> _EXCERPTED DATA_:

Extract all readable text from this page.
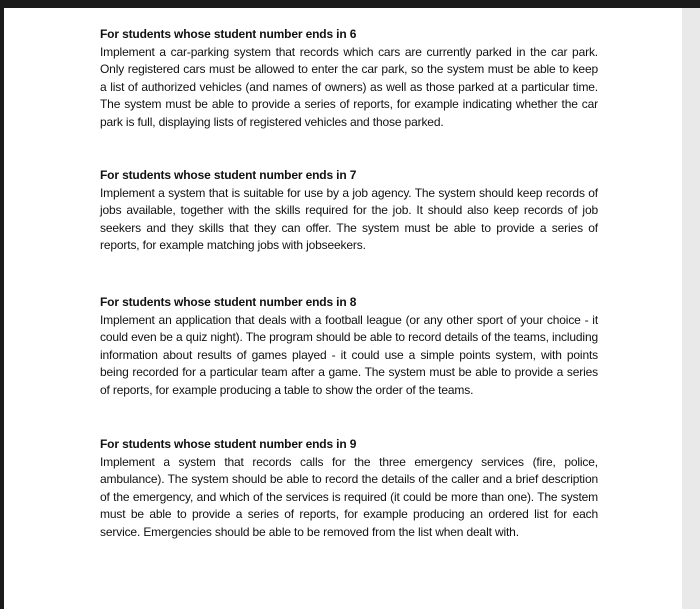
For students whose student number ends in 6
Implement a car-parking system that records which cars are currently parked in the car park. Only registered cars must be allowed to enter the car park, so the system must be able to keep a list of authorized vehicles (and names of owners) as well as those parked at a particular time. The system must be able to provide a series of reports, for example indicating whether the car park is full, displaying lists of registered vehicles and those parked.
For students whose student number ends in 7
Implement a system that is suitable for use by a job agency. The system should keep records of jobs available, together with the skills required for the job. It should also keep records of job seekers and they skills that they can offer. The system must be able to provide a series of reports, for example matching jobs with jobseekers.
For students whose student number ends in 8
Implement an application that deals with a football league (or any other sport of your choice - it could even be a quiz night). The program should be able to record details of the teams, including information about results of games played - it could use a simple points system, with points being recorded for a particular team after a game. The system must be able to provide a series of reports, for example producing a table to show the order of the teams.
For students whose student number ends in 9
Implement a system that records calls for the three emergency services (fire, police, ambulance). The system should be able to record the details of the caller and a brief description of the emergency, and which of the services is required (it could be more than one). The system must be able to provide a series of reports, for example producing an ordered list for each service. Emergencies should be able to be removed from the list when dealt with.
...
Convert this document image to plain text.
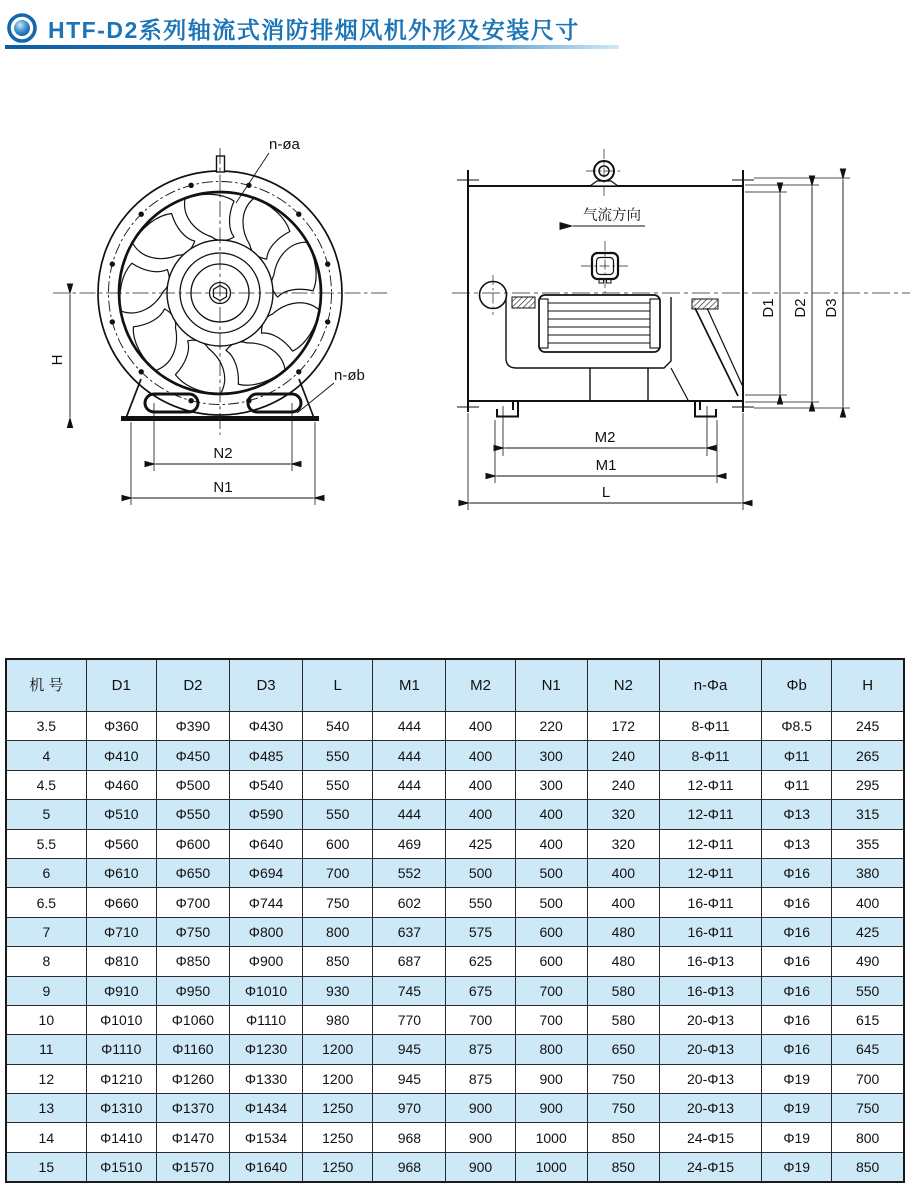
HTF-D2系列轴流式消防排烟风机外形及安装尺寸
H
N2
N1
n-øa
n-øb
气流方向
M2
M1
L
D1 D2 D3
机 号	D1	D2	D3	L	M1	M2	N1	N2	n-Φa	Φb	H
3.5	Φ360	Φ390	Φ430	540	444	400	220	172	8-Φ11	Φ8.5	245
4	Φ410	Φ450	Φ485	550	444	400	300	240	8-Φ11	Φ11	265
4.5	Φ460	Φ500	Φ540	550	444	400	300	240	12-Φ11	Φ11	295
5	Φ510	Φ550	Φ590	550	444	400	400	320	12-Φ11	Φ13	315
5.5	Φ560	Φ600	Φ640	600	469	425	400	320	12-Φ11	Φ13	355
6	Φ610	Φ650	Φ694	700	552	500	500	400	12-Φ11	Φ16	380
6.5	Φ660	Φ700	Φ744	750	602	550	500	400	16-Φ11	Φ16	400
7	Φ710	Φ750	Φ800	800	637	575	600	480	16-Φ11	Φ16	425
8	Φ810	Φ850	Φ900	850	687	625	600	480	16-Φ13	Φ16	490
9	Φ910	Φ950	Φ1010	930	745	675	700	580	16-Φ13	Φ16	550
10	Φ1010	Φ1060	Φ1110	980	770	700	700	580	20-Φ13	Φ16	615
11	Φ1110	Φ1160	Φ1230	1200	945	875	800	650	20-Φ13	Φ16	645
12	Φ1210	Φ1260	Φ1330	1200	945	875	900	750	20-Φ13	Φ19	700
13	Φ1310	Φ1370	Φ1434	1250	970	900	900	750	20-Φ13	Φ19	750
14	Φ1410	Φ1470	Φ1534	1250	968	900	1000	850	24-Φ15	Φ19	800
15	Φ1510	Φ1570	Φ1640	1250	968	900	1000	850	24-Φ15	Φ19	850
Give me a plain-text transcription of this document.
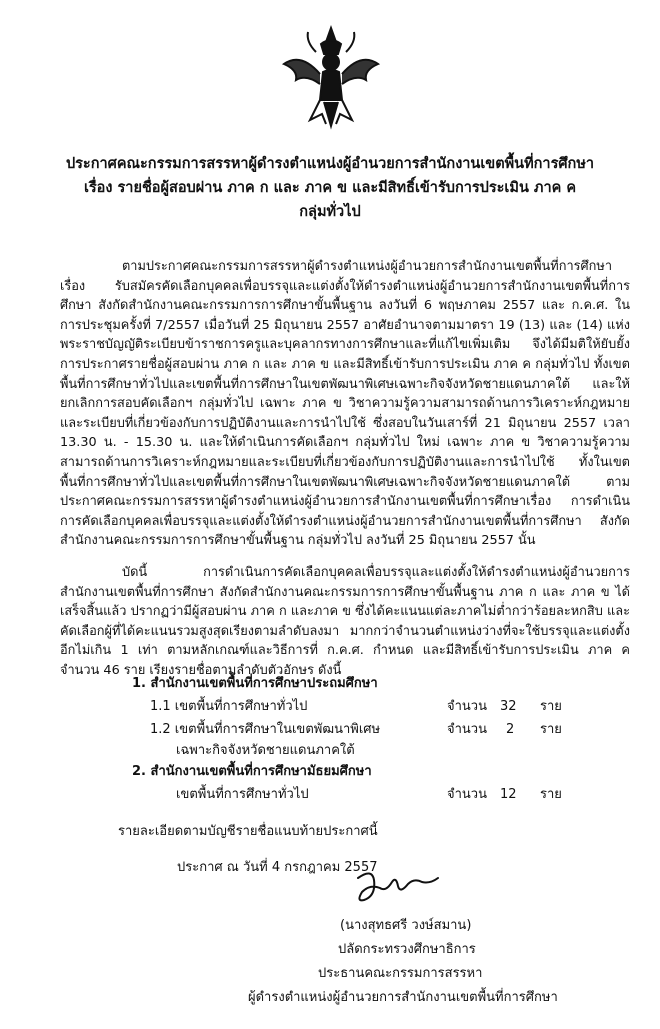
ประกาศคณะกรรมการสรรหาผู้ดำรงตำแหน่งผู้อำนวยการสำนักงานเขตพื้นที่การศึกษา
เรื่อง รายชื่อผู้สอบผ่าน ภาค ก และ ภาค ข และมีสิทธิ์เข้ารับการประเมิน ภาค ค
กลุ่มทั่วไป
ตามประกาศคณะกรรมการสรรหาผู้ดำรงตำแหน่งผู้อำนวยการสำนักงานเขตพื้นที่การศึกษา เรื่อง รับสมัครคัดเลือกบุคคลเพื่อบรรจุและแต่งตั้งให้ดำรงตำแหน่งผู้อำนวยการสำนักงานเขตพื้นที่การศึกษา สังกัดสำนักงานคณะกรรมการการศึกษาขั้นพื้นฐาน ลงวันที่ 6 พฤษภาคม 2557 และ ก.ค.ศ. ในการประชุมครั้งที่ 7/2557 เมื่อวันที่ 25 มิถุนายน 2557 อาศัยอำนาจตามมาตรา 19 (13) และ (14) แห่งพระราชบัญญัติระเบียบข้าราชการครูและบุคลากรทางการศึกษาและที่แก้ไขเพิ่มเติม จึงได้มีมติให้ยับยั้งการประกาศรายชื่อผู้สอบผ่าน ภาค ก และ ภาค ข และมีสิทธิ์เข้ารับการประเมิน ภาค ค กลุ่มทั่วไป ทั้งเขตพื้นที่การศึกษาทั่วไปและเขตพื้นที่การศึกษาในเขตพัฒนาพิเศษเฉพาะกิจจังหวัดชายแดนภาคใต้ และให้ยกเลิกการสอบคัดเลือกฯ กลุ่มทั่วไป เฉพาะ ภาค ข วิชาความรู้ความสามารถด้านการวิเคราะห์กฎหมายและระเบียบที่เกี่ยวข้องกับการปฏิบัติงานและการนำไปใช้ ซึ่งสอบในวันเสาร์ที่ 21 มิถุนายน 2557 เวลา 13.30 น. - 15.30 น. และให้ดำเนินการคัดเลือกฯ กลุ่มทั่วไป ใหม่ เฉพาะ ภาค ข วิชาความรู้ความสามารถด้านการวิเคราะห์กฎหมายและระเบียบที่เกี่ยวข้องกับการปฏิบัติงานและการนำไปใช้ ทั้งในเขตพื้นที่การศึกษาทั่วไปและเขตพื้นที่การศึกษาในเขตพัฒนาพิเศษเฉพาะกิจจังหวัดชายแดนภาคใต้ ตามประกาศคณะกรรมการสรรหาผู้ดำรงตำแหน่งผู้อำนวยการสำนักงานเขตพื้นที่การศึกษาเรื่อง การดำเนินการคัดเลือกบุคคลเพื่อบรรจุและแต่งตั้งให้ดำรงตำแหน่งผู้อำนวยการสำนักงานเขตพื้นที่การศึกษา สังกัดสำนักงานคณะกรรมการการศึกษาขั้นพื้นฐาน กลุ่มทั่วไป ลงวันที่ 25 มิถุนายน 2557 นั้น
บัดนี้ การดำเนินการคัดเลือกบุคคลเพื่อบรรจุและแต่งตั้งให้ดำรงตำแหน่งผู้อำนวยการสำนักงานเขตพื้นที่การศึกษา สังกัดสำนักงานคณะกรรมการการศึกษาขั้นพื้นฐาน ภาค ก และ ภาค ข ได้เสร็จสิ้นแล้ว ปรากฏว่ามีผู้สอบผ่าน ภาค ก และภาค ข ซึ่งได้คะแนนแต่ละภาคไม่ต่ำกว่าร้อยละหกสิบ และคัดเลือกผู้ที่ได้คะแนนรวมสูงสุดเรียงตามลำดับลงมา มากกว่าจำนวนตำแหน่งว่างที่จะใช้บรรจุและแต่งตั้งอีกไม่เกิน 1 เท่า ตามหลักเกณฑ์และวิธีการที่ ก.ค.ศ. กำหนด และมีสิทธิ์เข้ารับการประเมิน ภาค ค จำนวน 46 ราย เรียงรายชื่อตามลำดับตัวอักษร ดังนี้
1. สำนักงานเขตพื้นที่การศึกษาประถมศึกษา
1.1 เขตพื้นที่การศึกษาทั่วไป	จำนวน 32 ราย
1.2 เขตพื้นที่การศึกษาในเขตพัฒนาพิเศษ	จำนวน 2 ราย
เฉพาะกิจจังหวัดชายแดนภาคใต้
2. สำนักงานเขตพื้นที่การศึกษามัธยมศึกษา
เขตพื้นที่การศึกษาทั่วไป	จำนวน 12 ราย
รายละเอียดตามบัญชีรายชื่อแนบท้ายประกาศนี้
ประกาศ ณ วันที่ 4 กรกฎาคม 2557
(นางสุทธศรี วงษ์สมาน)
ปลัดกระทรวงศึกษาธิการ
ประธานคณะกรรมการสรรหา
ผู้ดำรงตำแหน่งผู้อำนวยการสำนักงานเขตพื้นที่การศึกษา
--
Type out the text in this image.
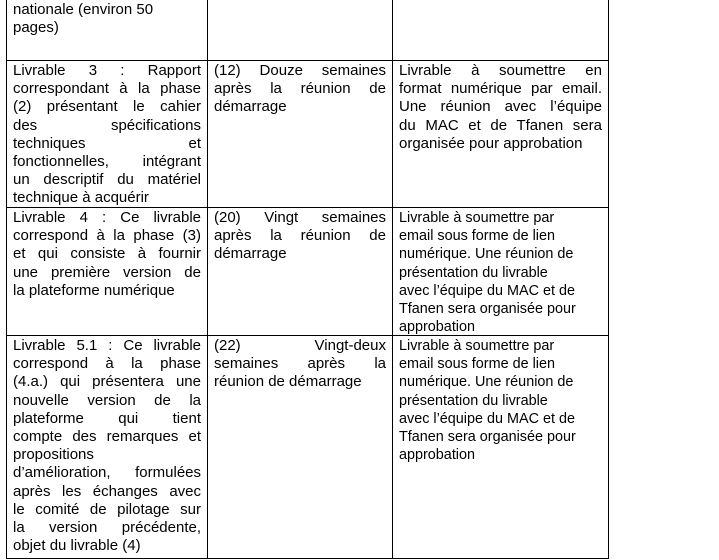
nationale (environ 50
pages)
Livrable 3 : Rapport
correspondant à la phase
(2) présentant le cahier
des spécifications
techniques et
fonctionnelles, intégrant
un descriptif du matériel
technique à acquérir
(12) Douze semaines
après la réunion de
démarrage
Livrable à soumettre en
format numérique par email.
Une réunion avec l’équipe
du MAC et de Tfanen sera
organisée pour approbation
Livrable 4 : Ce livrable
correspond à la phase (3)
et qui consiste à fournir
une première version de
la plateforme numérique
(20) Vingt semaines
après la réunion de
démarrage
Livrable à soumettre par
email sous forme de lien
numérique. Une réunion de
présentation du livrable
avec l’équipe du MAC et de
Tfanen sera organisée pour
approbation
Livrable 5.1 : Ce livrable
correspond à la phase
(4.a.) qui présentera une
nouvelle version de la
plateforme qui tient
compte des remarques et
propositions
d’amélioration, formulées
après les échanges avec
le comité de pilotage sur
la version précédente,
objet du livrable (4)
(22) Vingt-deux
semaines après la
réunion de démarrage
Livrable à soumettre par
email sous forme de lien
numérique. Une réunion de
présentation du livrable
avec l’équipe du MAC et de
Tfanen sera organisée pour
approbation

> _PROBLEM DETAILS_: What is the number of lines in these records that contain "avec"? Reply with the number only.

> _EXERCISE RESPONSE_: 4